Records from a collection
┌──

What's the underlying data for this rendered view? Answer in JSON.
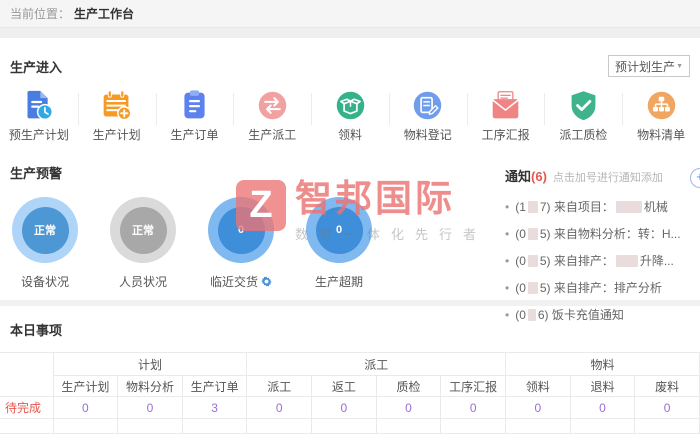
{
  "breadcrumb": {
    "label": "当前位置：",
    "current": "生产工作台"
  },
  "entry": {
    "title": "生产进入",
    "dropdown_value": "预计划生产",
    "items": [
      {
        "label": "预生产计划",
        "icon": "doc-clock"
      },
      {
        "label": "生产计划",
        "icon": "calendar-plus"
      },
      {
        "label": "生产订单",
        "icon": "clipboard"
      },
      {
        "label": "生产派工",
        "icon": "swap-arrows"
      },
      {
        "label": "领料",
        "icon": "open-box"
      },
      {
        "label": "物料登记",
        "icon": "doc-pen"
      },
      {
        "label": "工序汇报",
        "icon": "envelope-report"
      },
      {
        "label": "派工质检",
        "icon": "shield-check"
      },
      {
        "label": "物料清单",
        "icon": "sitemap"
      }
    ]
  },
  "alerts": {
    "title": "生产预警",
    "items": [
      {
        "label": "设备状况",
        "value": "正常",
        "outer": "#aed5f7",
        "inner": "#4d97d5",
        "gear": false
      },
      {
        "label": "人员状况",
        "value": "正常",
        "outer": "#dadada",
        "inner": "#a8a8a8",
        "gear": false
      },
      {
        "label": "临近交货",
        "value": "0",
        "outer": "#7fb9ef",
        "inner": "#3e8ed9",
        "gear": true
      },
      {
        "label": "生产超期",
        "value": "0",
        "outer": "#7fb9ef",
        "inner": "#3e8ed9",
        "gear": false
      }
    ]
  },
  "notifications": {
    "title": "通知",
    "count": "(6)",
    "hint": "点击加号进行通知添加",
    "add_label": "+",
    "items": [
      {
        "segments": [
          {
            "text": "(1"
          },
          {
            "redact": 10
          },
          {
            "text": "7) 来自项目："
          },
          {
            "redact": 26
          },
          {
            "text": "机械"
          }
        ]
      },
      {
        "segments": [
          {
            "text": "(0"
          },
          {
            "redact": 10
          },
          {
            "text": "5) 来自物料分析：转：H..."
          }
        ]
      },
      {
        "segments": [
          {
            "text": "(0"
          },
          {
            "redact": 10
          },
          {
            "text": "5) 来自排产："
          },
          {
            "redact": 22
          },
          {
            "text": "升降..."
          }
        ]
      },
      {
        "segments": [
          {
            "text": "(0"
          },
          {
            "redact": 10
          },
          {
            "text": "5) 来自排产：排产分析"
          }
        ]
      },
      {
        "segments": [
          {
            "text": "(0"
          },
          {
            "redact": 8
          },
          {
            "text": "6) 饭卡充值通知"
          }
        ]
      }
    ]
  },
  "watermark": {
    "logo": "Z",
    "brand": "智邦国际",
    "slogan": "数智一体化先行者"
  },
  "today": {
    "title": "本日事项",
    "row_label": "待完成",
    "groups": [
      {
        "label": "计划",
        "cols": [
          "生产计划",
          "物料分析",
          "生产订单"
        ]
      },
      {
        "label": "派工",
        "cols": [
          "派工",
          "返工",
          "质检",
          "工序汇报"
        ]
      },
      {
        "label": "物料",
        "cols": [
          "领料",
          "退料",
          "废料"
        ]
      }
    ],
    "values": [
      "0",
      "0",
      "3",
      "0",
      "0",
      "0",
      "0",
      "0",
      "0",
      "0"
    ]
  },
  "colors": {
    "accent_red": "#e5574d",
    "value_purple": "#9a6fd0",
    "brand_red": "#ec7373",
    "link_blue": "#4a90d9"
  }
}
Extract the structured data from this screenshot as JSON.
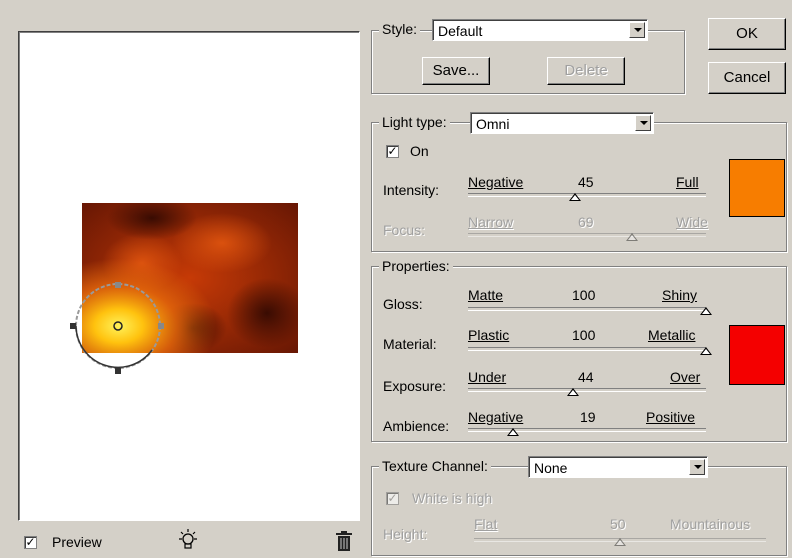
{
  "colors": {
    "light_swatch": "#f77d00",
    "material_swatch": "#f40000"
  },
  "style": {
    "label": "Style:",
    "value": "Default",
    "save_label": "Save...",
    "delete_label": "Delete"
  },
  "buttons": {
    "ok": "OK",
    "cancel": "Cancel"
  },
  "light": {
    "type_label": "Light type:",
    "type_value": "Omni",
    "on_label": "On",
    "on_check": "✓",
    "intensity": {
      "label": "Intensity:",
      "min": "Negative",
      "value": "45",
      "max": "Full",
      "level": 45
    },
    "focus": {
      "label": "Focus:",
      "min": "Narrow",
      "value": "69",
      "max": "Wide",
      "level": 69
    }
  },
  "properties": {
    "title": "Properties:",
    "gloss": {
      "label": "Gloss:",
      "min": "Matte",
      "value": "100",
      "max": "Shiny",
      "level": 100
    },
    "material": {
      "label": "Material:",
      "min": "Plastic",
      "value": "100",
      "max": "Metallic",
      "level": 100
    },
    "exposure": {
      "label": "Exposure:",
      "min": "Under",
      "value": "44",
      "max": "Over",
      "level": 44
    },
    "ambience": {
      "label": "Ambience:",
      "min": "Negative",
      "value": "19",
      "max": "Positive",
      "level": 19
    }
  },
  "texture": {
    "channel_label": "Texture Channel:",
    "channel_value": "None",
    "white_is_high": "White is high",
    "white_check": "✓",
    "height": {
      "label": "Height:",
      "min": "Flat",
      "value": "50",
      "max": "Mountainous",
      "level": 50
    }
  },
  "footer": {
    "preview_label": "Preview",
    "preview_check": "✓"
  }
}
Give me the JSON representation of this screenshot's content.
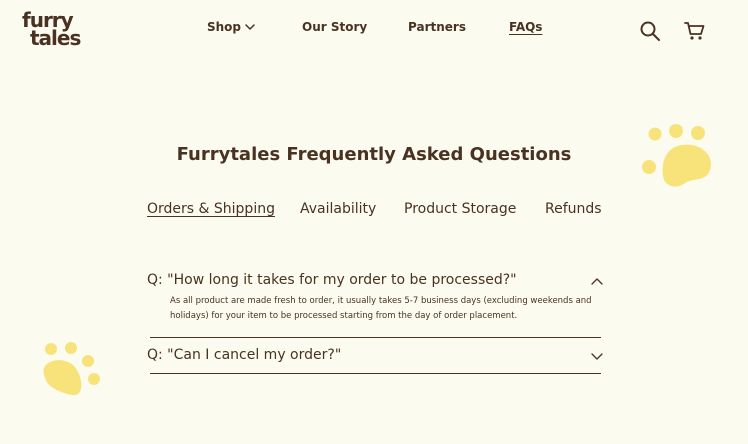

└──

Reproduce every line exactly and omit all pictures.

Task answer:
What's the underlying data for this rendered view? Answer in JSON.
{
  "breadcrumb": {
    "label": "当前位置：",
    "current": "生产工作台"
  },
  "entry": {
    "title": "生产进入",
    "dropdown_value": "预计划生产",
    "items": [
      {
        "label": "预生产计划",
        "icon": "doc-clock"
      },
      {
        "label": "生产计划",
        "icon": "calendar-plus"
      },
      {
        "label": "生产订单",
        "icon": "clipboard"
      },
      {
        "label": "生产派工",
        "icon": "swap-arrows"
      },
      {
        "label": "领料",
        "icon": "open-box"
      },
      {
        "label": "物料登记",
        "icon": "doc-pen"
      },
      {
        "label": "工序汇报",
        "icon": "envelope-report"
      },
      {
        "label": "派工质检",
        "icon": "shield-check"
      },
      {
        "label": "物料清单",
        "icon": "sitemap"
      }
    ]
  },
  "alerts": {
    "title": "生产预警",
    "items": [
      {
        "label": "设备状况",
        "value": "正常",
        "outer": "#aed5f7",
        "inner": "#4d97d5",
        "gear": false
      },
      {
        "label": "人员状况",
        "value": "正常",
        "outer": "#dadada",
        "inner": "#a8a8a8",
        "gear": false
      },
      {
        "label": "临近交货",
        "value": "0",
        "outer": "#7fb9ef",
        "inner": "#3e8ed9",
        "gear": true
      },
      {
        "label": "生产超期",
        "value": "0",
        "outer": "#7fb9ef",
        "inner": "#3e8ed9",
        "gear": false
      }
    ]
  },
  "notifications": {
    "title": "通知",
    "count": "(6)",
    "hint": "点击加号进行通知添加",
    "add_label": "+",
    "items": [
      {
        "segments": [
          {
            "text": "(1"
          },
          {
            "redact": 10
          },
          {
            "text": "7) 来自项目："
          },
          {
            "redact": 26
          },
          {
            "text": "机械"
          }
        ]
      },
      {
        "segments": [
          {
            "text": "(0"
          },
          {
            "redact": 10
          },
          {
            "text": "5) 来自物料分析：转：H..."
          }
        ]
      },
      {
        "segments": [
          {
            "text": "(0"
          },
          {
            "redact": 10
          },
          {
            "text": "5) 来自排产："
          },
          {
            "redact": 22
          },
          {
            "text": "升降..."
          }
        ]
      },
      {
        "segments": [
          {
            "text": "(0"
          },
          {
            "redact": 10
          },
          {
            "text": "5) 来自排产：排产分析"
          }
        ]
      },
      {
        "segments": [
          {
            "text": "(0"
          },
          {
            "redact": 8
          },
          {
            "text": "6) 饭卡充值通知"
          }
        ]
      }
    ]
  },
  "watermark": {
    "logo": "Z",
    "brand": "智邦国际",
    "slogan": "数智一体化先行者"
  },
  "today": {
    "title": "本日事项",
    "row_label": "待完成",
    "groups": [
      {
        "label": "计划",
        "cols": [
          "生产计划",
          "物料分析",
          "生产订单"
        ]
      },
      {
        "label": "派工",
        "cols": [
          "派工",
          "返工",
          "质检",
          "工序汇报"
        ]
      },
      {
        "label": "物料",
        "cols": [
          "领料",
          "退料",
          "废料"
        ]
      }
    ],
    "values": [
      "0",
      "0",
      "3",
      "0",
      "0",
      "0",
      "0",
      "0",
      "0",
      "0"
    ]
  },
  "colors": {
    "accent_red": "#e5574d",
    "value_purple": "#9a6fd0",
    "brand_red": "#ec7373",
    "link_blue": "#4a90d9"
  }
}
Extract the structured data from this screenshot as JSON.
{
  "colors": {
    "light_swatch": "#f77d00",
    "material_swatch": "#f40000"
  },
  "style": {
    "label": "Style:",
    "value": "Default",
    "save_label": "Save...",
    "delete_label": "Delete"
  },
  "buttons": {
    "ok": "OK",
    "cancel": "Cancel"
  },
  "light": {
    "type_label": "Light type:",
    "type_value": "Omni",
    "on_label": "On",
    "on_check": "✓",
    "intensity": {
      "label": "Intensity:",
      "min": "Negative",
      "value": "45",
      "max": "Full",
      "level": 45
    },
    "focus": {
      "label": "Focus:",
      "min": "Narrow",
      "value": "69",
      "max": "Wide",
      "level": 69
    }
  },
  "properties": {
    "title": "Properties:",
    "gloss": {
      "label": "Gloss:",
      "min": "Matte",
      "value": "100",
      "max": "Shiny",
      "level": 100
    },
    "material": {
      "label": "Material:",
      "min": "Plastic",
      "value": "100",
      "max": "Metallic",
      "level": 100
    },
    "exposure": {
      "label": "Exposure:",
      "min": "Under",
      "value": "44",
      "max": "Over",
      "level": 44
    },
    "ambience": {
      "label": "Ambience:",
      "min": "Negative",
      "value": "19",
      "max": "Positive",
      "level": 19
    }
  },
  "texture": {
    "channel_label": "Texture Channel:",
    "channel_value": "None",
    "white_is_high": "White is high",
    "white_check": "✓",
    "height": {
      "label": "Height:",
      "min": "Flat",
      "value": "50",
      "max": "Mountainous",
      "level": 50
    }
  },
  "footer": {
    "preview_label": "Preview",
    "preview_check": "✓"
  }
}
Give me the JSON representation of this screenshot's content.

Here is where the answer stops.